▶ **Problem to work on**:
Omit every picture, then give all the entries again exactly.

▶ **Extracted material**:
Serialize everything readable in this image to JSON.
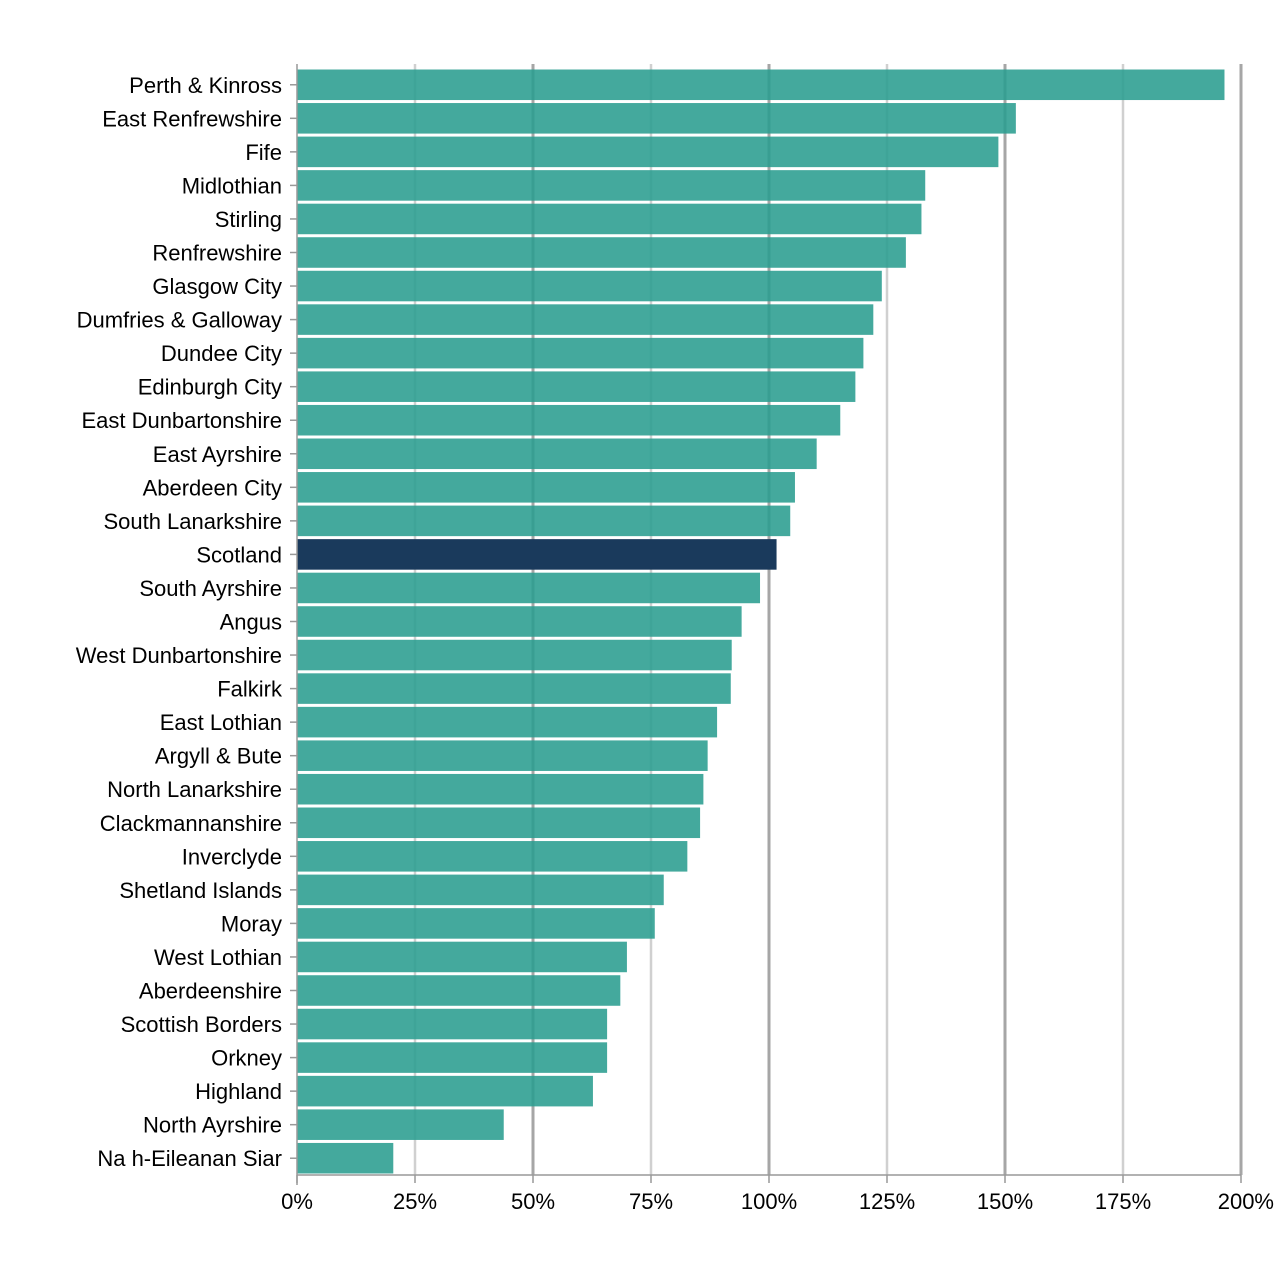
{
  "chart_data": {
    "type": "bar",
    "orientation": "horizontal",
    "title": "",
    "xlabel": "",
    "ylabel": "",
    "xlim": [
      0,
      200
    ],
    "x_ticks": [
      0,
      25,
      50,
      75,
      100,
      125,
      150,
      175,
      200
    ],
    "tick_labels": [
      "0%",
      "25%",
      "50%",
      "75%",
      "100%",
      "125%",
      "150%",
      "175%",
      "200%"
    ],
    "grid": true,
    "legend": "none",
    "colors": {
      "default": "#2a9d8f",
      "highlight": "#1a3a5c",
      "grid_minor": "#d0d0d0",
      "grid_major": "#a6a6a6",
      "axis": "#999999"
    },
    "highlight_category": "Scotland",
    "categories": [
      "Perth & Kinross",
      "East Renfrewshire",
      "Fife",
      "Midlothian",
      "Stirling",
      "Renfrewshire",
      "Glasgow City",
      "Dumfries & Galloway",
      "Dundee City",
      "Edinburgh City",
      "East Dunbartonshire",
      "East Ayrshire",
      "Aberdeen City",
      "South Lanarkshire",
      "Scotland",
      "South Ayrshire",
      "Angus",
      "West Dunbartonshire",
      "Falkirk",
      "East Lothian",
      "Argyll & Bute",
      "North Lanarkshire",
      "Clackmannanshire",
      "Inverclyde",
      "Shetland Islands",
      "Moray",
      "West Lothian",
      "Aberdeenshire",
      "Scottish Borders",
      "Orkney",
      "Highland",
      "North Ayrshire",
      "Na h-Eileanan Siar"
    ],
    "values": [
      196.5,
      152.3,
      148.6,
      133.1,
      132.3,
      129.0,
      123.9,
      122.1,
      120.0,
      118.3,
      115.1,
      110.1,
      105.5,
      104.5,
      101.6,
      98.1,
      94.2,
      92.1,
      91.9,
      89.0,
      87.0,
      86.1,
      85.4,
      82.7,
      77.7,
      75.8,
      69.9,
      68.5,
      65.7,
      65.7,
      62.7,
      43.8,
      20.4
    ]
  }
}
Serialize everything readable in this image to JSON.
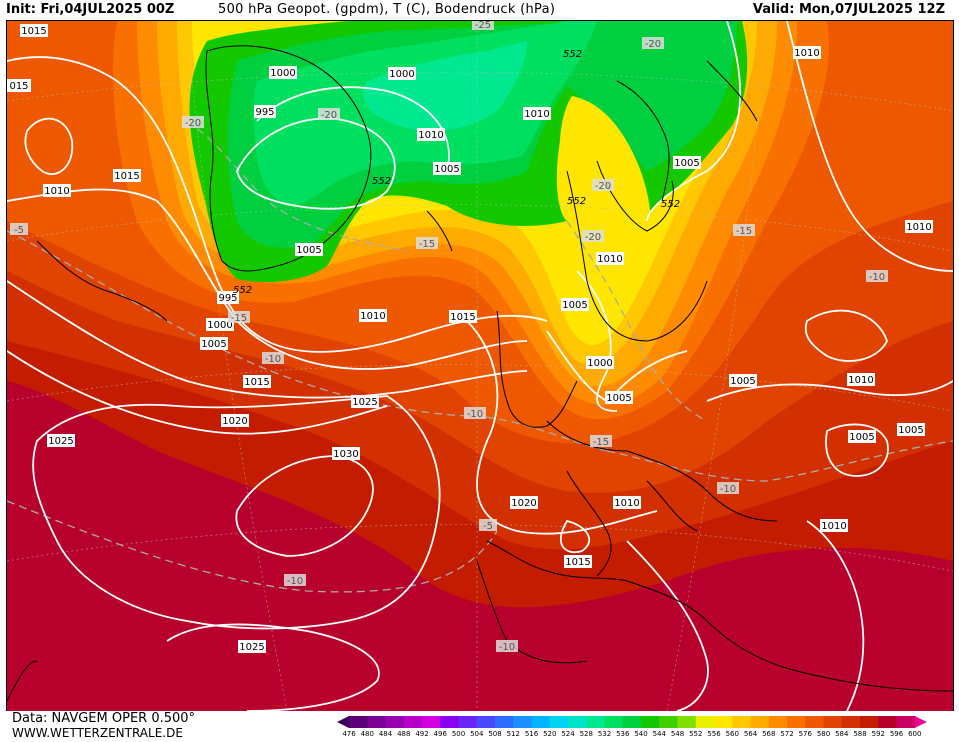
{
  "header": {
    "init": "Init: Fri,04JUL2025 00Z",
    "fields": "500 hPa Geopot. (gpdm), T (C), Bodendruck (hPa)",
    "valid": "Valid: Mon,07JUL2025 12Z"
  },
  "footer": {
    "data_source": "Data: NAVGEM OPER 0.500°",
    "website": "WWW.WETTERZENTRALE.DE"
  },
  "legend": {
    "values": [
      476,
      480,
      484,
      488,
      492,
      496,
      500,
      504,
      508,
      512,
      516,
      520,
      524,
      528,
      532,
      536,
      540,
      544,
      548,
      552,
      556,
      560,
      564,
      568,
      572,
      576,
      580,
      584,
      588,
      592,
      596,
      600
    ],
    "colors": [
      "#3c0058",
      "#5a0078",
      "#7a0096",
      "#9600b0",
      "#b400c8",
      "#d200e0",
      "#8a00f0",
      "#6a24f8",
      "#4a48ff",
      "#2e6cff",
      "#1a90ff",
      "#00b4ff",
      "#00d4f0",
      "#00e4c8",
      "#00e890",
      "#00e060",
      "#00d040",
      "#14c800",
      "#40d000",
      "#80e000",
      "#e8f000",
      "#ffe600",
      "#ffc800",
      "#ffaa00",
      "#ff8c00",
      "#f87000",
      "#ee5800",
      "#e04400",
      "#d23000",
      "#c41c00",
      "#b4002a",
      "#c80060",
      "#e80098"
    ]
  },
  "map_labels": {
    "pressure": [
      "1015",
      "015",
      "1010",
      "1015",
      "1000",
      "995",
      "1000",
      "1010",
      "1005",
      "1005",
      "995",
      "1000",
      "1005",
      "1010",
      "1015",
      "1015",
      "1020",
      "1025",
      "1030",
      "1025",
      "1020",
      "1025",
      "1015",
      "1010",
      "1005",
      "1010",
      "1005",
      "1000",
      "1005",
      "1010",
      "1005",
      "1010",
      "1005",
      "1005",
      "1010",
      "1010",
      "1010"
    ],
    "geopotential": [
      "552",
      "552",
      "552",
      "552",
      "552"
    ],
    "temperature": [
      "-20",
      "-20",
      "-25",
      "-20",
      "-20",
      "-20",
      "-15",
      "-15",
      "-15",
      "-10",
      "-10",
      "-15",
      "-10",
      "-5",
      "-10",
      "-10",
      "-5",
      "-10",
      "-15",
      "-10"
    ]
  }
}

▶ **Response to this exercise**:
Serialize everything readable in this image to JSON.
{
  "chart_data": {
    "type": "bar",
    "orientation": "horizontal",
    "title": "",
    "xlabel": "",
    "ylabel": "",
    "xlim": [
      0,
      200
    ],
    "x_ticks": [
      0,
      25,
      50,
      75,
      100,
      125,
      150,
      175,
      200
    ],
    "tick_labels": [
      "0%",
      "25%",
      "50%",
      "75%",
      "100%",
      "125%",
      "150%",
      "175%",
      "200%"
    ],
    "grid": true,
    "legend": "none",
    "colors": {
      "default": "#2a9d8f",
      "highlight": "#1a3a5c",
      "grid_minor": "#d0d0d0",
      "grid_major": "#a6a6a6",
      "axis": "#999999"
    },
    "highlight_category": "Scotland",
    "categories": [
      "Perth & Kinross",
      "East Renfrewshire",
      "Fife",
      "Midlothian",
      "Stirling",
      "Renfrewshire",
      "Glasgow City",
      "Dumfries & Galloway",
      "Dundee City",
      "Edinburgh City",
      "East Dunbartonshire",
      "East Ayrshire",
      "Aberdeen City",
      "South Lanarkshire",
      "Scotland",
      "South Ayrshire",
      "Angus",
      "West Dunbartonshire",
      "Falkirk",
      "East Lothian",
      "Argyll & Bute",
      "North Lanarkshire",
      "Clackmannanshire",
      "Inverclyde",
      "Shetland Islands",
      "Moray",
      "West Lothian",
      "Aberdeenshire",
      "Scottish Borders",
      "Orkney",
      "Highland",
      "North Ayrshire",
      "Na h-Eileanan Siar"
    ],
    "values": [
      196.5,
      152.3,
      148.6,
      133.1,
      132.3,
      129.0,
      123.9,
      122.1,
      120.0,
      118.3,
      115.1,
      110.1,
      105.5,
      104.5,
      101.6,
      98.1,
      94.2,
      92.1,
      91.9,
      89.0,
      87.0,
      86.1,
      85.4,
      82.7,
      77.7,
      75.8,
      69.9,
      68.5,
      65.7,
      65.7,
      62.7,
      43.8,
      20.4
    ]
  }
}
Serialize everything readable in this image to JSON.
{
  "header": {
    "init": "Init: Fri,04JUL2025 00Z",
    "fields": "500 hPa Geopot. (gpdm), T (C), Bodendruck (hPa)",
    "valid": "Valid: Mon,07JUL2025 12Z"
  },
  "footer": {
    "data_source": "Data: NAVGEM OPER 0.500°",
    "website": "WWW.WETTERZENTRALE.DE"
  },
  "legend": {
    "values": [
      476,
      480,
      484,
      488,
      492,
      496,
      500,
      504,
      508,
      512,
      516,
      520,
      524,
      528,
      532,
      536,
      540,
      544,
      548,
      552,
      556,
      560,
      564,
      568,
      572,
      576,
      580,
      584,
      588,
      592,
      596,
      600
    ],
    "colors": [
      "#3c0058",
      "#5a0078",
      "#7a0096",
      "#9600b0",
      "#b400c8",
      "#d200e0",
      "#8a00f0",
      "#6a24f8",
      "#4a48ff",
      "#2e6cff",
      "#1a90ff",
      "#00b4ff",
      "#00d4f0",
      "#00e4c8",
      "#00e890",
      "#00e060",
      "#00d040",
      "#14c800",
      "#40d000",
      "#80e000",
      "#e8f000",
      "#ffe600",
      "#ffc800",
      "#ffaa00",
      "#ff8c00",
      "#f87000",
      "#ee5800",
      "#e04400",
      "#d23000",
      "#c41c00",
      "#b4002a",
      "#c80060",
      "#e80098"
    ]
  },
  "map_labels": {
    "pressure": [
      "1015",
      "015",
      "1010",
      "1015",
      "1000",
      "995",
      "1000",
      "1010",
      "1005",
      "1005",
      "995",
      "1000",
      "1005",
      "1010",
      "1015",
      "1015",
      "1020",
      "1025",
      "1030",
      "1025",
      "1020",
      "1025",
      "1015",
      "1010",
      "1005",
      "1010",
      "1005",
      "1000",
      "1005",
      "1010",
      "1005",
      "1010",
      "1005",
      "1005",
      "1010",
      "1010",
      "1010"
    ],
    "geopotential": [
      "552",
      "552",
      "552",
      "552",
      "552"
    ],
    "temperature": [
      "-20",
      "-20",
      "-25",
      "-20",
      "-20",
      "-20",
      "-15",
      "-15",
      "-15",
      "-10",
      "-10",
      "-15",
      "-10",
      "-5",
      "-10",
      "-10",
      "-5",
      "-10",
      "-15",
      "-10"
    ]
  }
}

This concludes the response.